-- Set task --
Check each line of the records for "zero"; collect those that have it.

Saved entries
• • • • •

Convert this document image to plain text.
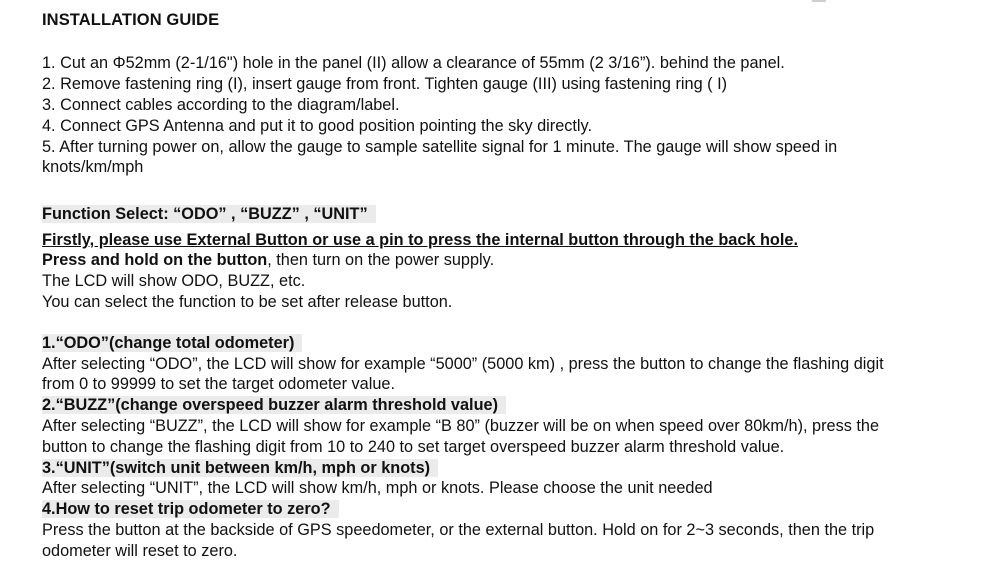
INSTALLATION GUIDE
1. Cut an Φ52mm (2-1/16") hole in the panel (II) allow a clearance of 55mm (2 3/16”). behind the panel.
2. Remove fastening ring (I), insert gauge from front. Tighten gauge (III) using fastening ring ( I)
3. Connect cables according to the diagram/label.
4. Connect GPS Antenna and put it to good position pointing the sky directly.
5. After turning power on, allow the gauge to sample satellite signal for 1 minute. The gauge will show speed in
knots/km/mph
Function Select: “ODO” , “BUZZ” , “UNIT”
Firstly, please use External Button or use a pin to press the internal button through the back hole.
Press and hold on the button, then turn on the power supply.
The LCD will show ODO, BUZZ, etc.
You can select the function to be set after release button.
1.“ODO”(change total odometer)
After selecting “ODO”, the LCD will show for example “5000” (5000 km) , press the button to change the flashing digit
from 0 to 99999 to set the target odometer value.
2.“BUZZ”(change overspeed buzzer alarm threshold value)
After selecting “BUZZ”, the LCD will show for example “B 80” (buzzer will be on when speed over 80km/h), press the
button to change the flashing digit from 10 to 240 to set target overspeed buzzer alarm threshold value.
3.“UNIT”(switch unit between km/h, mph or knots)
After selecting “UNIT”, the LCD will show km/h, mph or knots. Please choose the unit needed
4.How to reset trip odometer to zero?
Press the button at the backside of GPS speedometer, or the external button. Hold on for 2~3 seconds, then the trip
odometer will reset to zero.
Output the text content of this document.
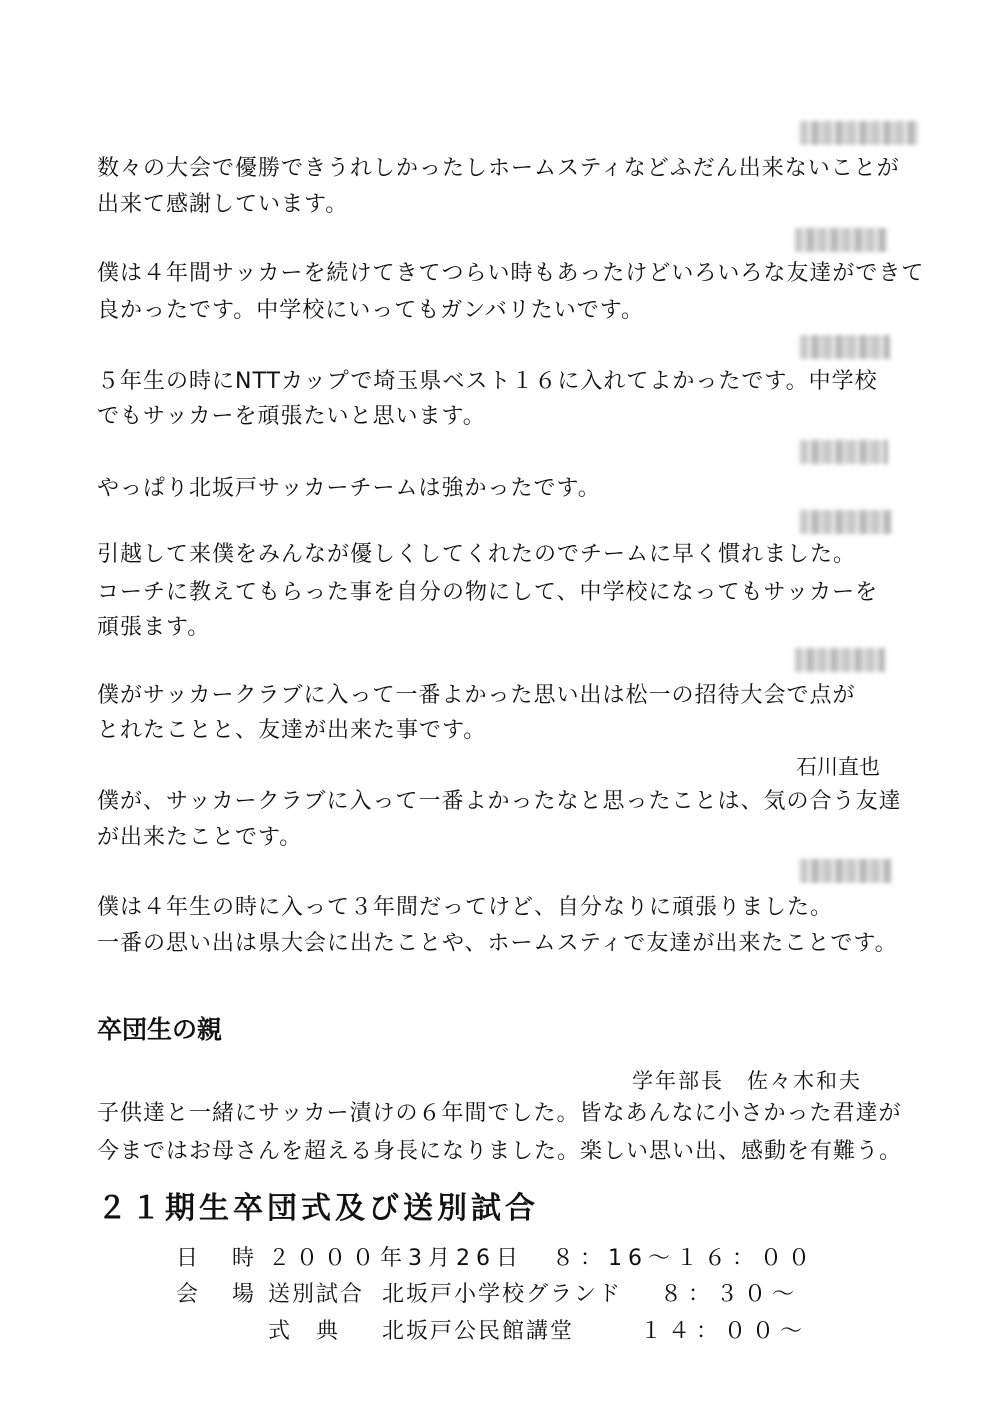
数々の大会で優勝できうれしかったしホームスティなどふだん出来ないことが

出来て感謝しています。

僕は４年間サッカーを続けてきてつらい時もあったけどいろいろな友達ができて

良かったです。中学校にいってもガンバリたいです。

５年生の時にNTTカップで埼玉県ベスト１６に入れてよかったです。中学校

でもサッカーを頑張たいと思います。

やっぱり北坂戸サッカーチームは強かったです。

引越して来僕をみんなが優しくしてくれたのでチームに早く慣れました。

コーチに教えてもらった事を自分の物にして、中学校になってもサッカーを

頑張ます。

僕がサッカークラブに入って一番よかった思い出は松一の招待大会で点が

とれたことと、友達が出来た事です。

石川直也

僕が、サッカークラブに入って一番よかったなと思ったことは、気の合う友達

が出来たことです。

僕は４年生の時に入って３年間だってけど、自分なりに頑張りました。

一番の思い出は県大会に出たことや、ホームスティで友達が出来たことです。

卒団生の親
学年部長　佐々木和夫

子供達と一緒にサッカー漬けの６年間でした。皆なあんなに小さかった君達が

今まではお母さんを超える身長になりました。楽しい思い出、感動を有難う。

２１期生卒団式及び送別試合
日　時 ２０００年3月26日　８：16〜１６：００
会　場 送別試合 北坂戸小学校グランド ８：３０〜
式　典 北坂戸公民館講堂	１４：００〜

• • • • •

-- Expected answer --
4.How to reset trip odometer to zero?
odometer will reset to zero.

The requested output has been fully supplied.